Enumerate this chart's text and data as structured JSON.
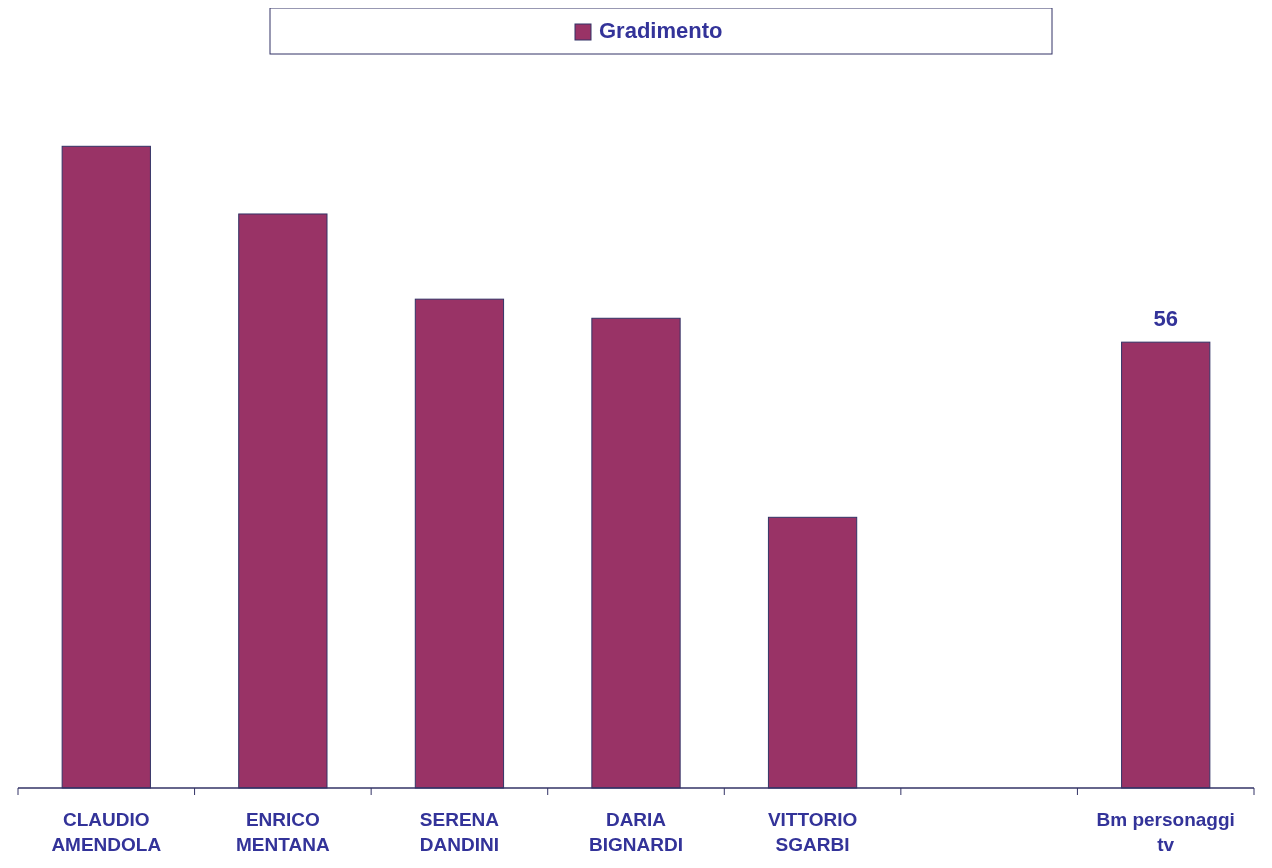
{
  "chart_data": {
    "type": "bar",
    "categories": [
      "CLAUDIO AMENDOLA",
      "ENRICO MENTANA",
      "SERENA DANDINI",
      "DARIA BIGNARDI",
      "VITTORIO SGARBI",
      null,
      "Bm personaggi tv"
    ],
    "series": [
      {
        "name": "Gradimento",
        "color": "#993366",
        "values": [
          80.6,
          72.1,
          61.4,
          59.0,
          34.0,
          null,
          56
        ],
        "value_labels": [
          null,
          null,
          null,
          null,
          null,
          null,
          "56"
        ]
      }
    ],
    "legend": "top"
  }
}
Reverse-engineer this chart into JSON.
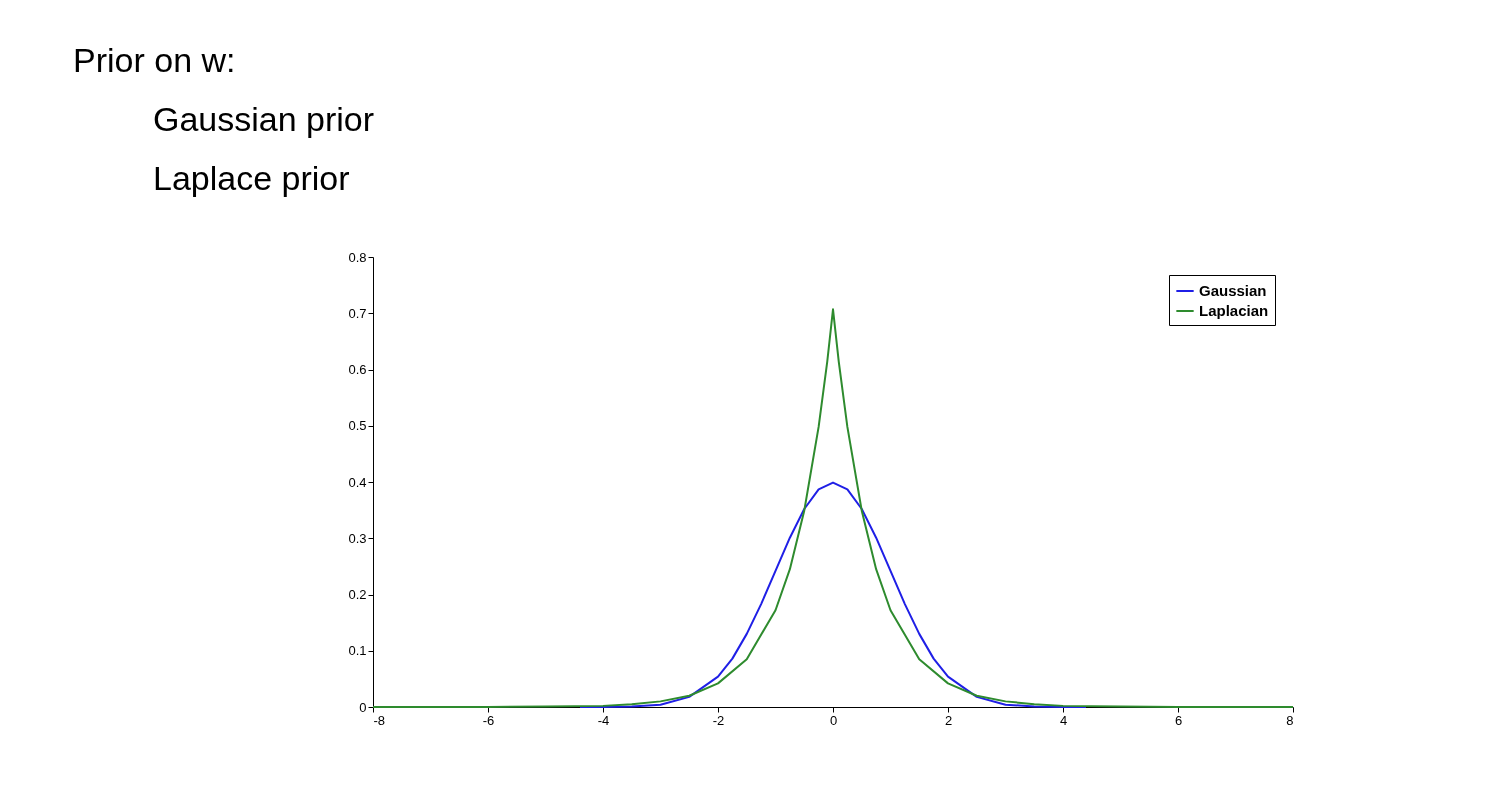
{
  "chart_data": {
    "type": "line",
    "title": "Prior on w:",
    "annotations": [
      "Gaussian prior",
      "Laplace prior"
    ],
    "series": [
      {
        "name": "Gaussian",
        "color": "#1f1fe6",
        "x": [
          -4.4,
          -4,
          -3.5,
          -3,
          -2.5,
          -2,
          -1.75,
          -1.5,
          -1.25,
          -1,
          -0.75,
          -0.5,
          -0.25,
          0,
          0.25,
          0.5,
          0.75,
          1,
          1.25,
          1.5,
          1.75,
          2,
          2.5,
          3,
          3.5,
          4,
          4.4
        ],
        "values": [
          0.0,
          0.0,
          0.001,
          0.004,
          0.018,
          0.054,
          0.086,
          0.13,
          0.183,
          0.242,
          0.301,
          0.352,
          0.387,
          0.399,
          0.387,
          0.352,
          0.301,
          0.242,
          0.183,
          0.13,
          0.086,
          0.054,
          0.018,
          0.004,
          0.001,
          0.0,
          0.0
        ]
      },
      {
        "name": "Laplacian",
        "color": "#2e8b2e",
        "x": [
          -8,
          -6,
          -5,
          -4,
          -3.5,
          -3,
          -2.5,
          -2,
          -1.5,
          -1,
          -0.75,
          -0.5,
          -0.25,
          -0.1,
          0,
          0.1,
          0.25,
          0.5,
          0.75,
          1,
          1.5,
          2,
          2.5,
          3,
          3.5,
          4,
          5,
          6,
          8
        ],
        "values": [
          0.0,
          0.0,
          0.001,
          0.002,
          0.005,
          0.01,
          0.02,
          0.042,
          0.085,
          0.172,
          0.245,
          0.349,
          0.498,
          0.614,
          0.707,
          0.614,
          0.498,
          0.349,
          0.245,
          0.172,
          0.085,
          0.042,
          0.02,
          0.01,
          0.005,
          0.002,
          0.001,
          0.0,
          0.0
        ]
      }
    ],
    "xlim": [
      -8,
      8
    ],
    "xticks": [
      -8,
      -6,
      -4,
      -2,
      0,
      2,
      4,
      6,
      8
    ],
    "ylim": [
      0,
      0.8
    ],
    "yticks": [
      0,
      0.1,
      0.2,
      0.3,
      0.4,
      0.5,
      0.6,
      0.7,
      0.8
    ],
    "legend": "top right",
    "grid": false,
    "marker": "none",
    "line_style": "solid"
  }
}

========

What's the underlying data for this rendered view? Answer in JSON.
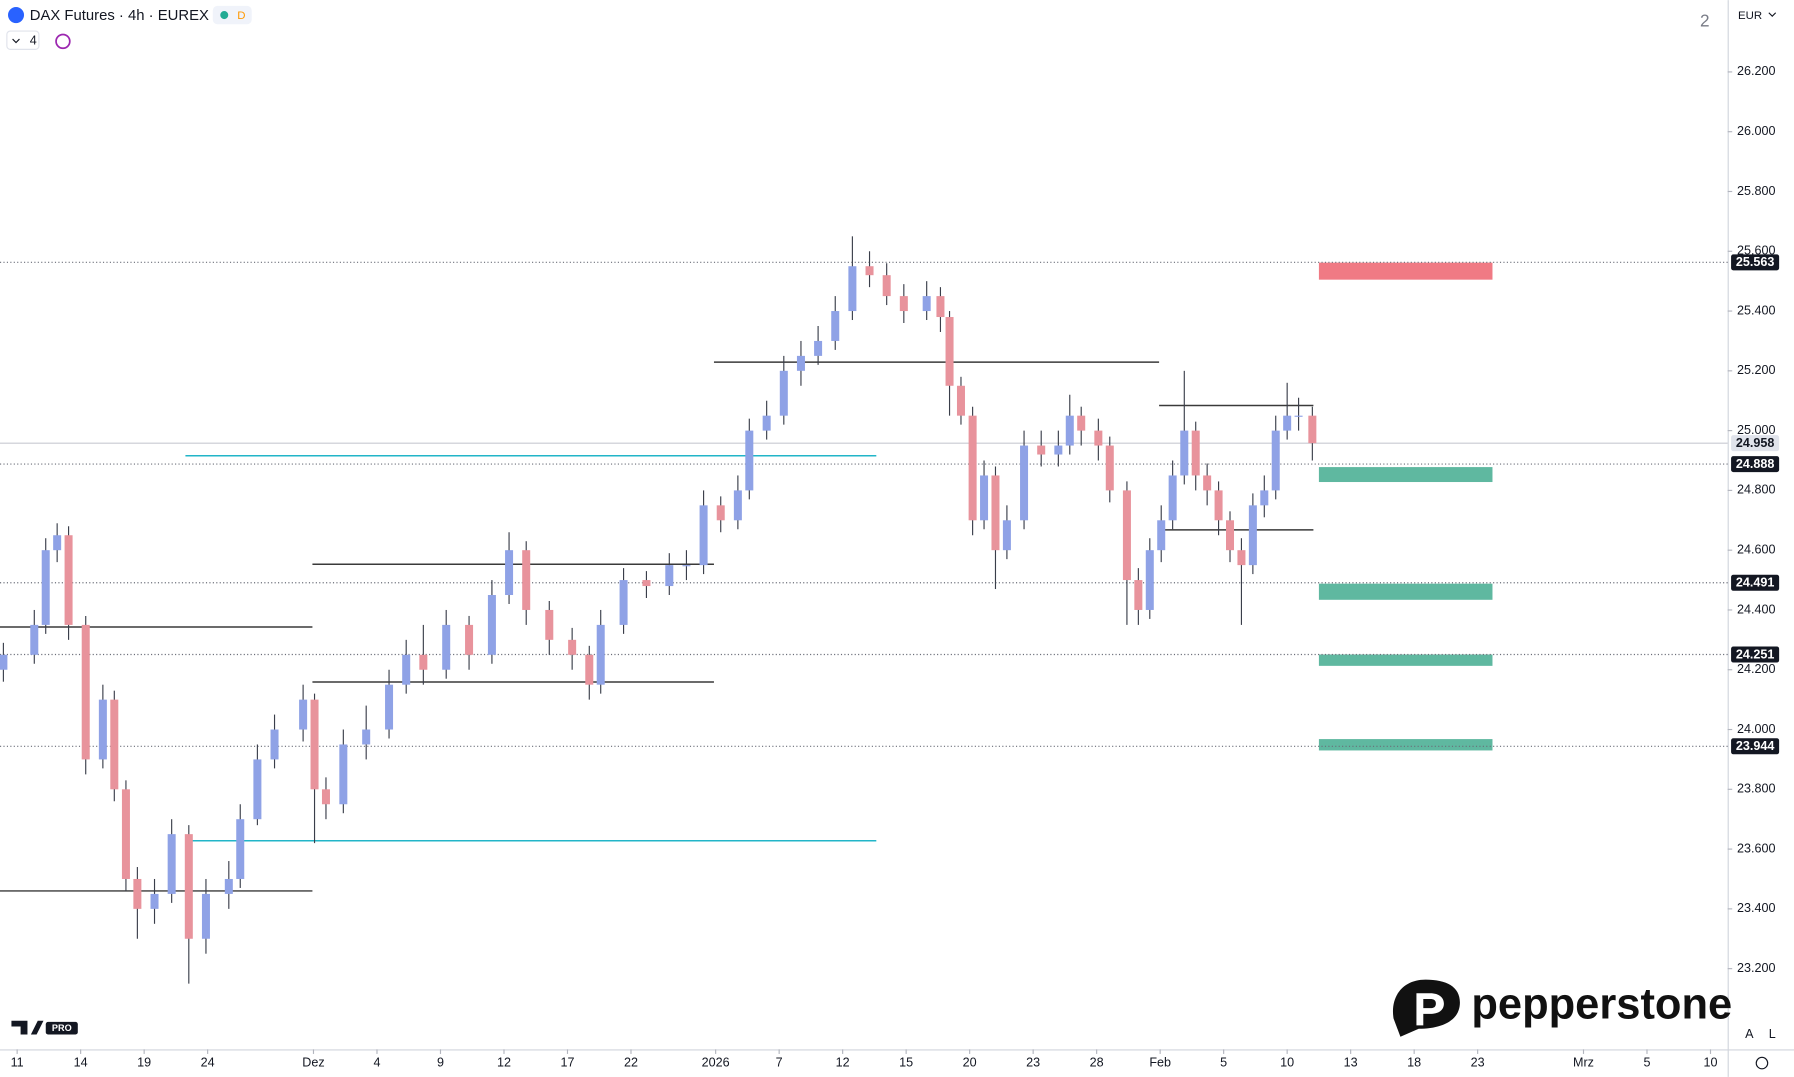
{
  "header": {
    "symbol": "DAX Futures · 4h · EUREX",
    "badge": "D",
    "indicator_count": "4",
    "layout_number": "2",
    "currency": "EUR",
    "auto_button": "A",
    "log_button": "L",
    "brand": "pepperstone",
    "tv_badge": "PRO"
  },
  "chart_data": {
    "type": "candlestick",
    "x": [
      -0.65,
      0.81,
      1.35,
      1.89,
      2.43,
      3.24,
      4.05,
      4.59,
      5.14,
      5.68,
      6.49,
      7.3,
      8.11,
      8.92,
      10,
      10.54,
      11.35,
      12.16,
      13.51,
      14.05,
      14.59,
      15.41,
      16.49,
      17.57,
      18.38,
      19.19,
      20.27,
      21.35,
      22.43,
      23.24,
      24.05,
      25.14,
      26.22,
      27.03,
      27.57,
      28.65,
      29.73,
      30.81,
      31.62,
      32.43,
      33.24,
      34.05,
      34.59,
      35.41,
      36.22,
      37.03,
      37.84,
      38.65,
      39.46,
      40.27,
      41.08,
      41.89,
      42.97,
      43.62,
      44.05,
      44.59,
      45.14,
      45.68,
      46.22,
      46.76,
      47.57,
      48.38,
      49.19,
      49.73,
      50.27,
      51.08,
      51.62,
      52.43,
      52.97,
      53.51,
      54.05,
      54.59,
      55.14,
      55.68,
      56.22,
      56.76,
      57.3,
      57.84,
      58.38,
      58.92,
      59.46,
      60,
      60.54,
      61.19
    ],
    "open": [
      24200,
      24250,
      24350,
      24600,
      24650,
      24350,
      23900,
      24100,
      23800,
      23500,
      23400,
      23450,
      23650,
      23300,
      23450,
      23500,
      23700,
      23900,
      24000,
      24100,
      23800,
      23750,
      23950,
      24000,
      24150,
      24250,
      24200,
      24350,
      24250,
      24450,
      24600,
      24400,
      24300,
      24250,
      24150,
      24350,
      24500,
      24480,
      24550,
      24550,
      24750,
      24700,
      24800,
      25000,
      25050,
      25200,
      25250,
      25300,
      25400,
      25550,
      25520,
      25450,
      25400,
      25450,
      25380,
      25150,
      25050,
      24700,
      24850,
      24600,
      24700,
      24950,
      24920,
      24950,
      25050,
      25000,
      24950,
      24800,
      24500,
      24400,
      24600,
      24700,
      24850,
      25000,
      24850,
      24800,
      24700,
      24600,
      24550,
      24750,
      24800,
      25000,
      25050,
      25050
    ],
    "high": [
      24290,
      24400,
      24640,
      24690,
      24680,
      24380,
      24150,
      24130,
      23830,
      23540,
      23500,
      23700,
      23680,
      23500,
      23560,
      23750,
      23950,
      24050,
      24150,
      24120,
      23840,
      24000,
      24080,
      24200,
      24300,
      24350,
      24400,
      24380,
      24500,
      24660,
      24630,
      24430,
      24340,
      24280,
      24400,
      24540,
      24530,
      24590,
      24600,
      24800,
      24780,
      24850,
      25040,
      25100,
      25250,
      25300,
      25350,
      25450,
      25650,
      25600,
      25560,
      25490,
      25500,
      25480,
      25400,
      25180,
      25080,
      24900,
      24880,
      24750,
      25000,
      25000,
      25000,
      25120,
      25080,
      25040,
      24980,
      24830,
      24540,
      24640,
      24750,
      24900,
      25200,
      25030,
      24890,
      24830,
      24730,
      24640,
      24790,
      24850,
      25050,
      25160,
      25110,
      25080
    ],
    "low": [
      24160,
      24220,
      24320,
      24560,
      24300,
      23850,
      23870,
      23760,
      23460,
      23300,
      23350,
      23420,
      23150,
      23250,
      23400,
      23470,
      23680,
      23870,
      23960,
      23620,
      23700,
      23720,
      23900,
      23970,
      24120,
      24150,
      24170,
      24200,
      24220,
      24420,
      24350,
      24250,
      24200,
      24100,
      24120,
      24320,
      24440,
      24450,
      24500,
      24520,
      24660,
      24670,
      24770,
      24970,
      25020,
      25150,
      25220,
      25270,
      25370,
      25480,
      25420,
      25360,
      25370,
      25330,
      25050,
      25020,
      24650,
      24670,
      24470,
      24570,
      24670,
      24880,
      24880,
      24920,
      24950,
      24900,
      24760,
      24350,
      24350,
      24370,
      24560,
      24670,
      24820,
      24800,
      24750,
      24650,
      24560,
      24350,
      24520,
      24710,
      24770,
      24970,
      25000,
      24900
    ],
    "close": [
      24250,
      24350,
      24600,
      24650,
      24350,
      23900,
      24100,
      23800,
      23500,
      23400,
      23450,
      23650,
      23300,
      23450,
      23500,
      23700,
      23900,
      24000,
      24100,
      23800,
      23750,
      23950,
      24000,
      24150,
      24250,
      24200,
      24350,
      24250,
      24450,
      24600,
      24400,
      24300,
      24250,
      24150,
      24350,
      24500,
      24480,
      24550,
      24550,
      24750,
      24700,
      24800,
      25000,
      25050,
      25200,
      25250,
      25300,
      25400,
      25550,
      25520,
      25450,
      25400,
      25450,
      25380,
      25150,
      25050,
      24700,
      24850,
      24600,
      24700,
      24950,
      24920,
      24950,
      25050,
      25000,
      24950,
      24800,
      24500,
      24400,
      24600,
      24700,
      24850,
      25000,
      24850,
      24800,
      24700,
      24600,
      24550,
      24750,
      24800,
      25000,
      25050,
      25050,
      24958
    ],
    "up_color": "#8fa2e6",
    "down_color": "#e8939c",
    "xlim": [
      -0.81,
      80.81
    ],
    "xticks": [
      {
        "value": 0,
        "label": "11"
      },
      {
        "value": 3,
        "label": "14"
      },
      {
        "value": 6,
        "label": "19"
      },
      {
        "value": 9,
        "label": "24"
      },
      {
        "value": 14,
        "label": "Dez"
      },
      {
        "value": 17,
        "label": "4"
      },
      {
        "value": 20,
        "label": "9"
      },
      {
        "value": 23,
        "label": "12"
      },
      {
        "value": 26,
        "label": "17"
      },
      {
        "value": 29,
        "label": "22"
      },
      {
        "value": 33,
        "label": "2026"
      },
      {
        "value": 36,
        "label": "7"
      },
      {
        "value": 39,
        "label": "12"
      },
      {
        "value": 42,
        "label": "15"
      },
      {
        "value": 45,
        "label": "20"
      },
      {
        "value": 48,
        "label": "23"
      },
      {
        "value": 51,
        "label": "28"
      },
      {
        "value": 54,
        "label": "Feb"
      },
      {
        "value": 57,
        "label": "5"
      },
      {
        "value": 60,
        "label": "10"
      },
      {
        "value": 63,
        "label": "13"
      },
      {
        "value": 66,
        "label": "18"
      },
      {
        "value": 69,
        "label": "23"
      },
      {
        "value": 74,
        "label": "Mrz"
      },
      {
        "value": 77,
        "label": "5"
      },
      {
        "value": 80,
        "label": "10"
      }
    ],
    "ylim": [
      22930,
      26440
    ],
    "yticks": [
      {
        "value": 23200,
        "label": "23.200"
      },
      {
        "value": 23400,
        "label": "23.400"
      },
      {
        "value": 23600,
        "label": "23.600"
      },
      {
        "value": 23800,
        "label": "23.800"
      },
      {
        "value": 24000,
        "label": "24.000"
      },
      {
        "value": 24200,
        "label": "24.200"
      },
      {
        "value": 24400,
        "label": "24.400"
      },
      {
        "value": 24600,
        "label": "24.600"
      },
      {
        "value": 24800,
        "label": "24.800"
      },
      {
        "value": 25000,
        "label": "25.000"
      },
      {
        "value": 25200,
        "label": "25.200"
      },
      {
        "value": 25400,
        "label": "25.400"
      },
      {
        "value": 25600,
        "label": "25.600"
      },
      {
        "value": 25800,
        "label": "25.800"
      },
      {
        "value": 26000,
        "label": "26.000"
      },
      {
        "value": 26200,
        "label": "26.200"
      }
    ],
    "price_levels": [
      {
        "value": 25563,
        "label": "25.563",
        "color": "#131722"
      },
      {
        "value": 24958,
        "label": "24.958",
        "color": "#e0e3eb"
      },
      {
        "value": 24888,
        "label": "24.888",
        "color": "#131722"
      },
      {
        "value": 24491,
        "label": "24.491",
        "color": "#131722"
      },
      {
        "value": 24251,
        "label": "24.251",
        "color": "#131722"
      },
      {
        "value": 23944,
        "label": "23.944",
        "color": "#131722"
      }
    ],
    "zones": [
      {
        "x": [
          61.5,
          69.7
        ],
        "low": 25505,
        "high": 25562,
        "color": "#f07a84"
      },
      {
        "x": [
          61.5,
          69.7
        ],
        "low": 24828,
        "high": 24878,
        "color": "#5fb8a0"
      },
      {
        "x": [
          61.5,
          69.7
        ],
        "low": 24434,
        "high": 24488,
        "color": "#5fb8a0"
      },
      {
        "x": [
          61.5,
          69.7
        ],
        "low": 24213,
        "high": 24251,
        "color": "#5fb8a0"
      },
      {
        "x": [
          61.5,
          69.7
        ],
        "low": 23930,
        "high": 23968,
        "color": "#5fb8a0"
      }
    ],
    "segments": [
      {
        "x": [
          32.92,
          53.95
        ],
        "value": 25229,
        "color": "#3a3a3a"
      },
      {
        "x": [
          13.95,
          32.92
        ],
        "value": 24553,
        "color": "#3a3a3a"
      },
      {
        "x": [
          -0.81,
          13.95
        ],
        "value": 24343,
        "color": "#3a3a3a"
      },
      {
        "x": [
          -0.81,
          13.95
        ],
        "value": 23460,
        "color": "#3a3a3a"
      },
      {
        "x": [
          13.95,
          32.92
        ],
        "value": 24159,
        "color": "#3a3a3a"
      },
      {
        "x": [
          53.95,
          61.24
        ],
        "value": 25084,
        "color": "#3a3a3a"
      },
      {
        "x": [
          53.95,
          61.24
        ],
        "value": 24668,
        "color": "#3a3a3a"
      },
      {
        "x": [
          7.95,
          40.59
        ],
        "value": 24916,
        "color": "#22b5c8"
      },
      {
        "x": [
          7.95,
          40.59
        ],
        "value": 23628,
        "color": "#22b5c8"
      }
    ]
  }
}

========

Your task - Copy out each line in the preceding records that contains "type".

Worked solution -
    "type": "bar",
    "type": "line",
    "type": "candlestick",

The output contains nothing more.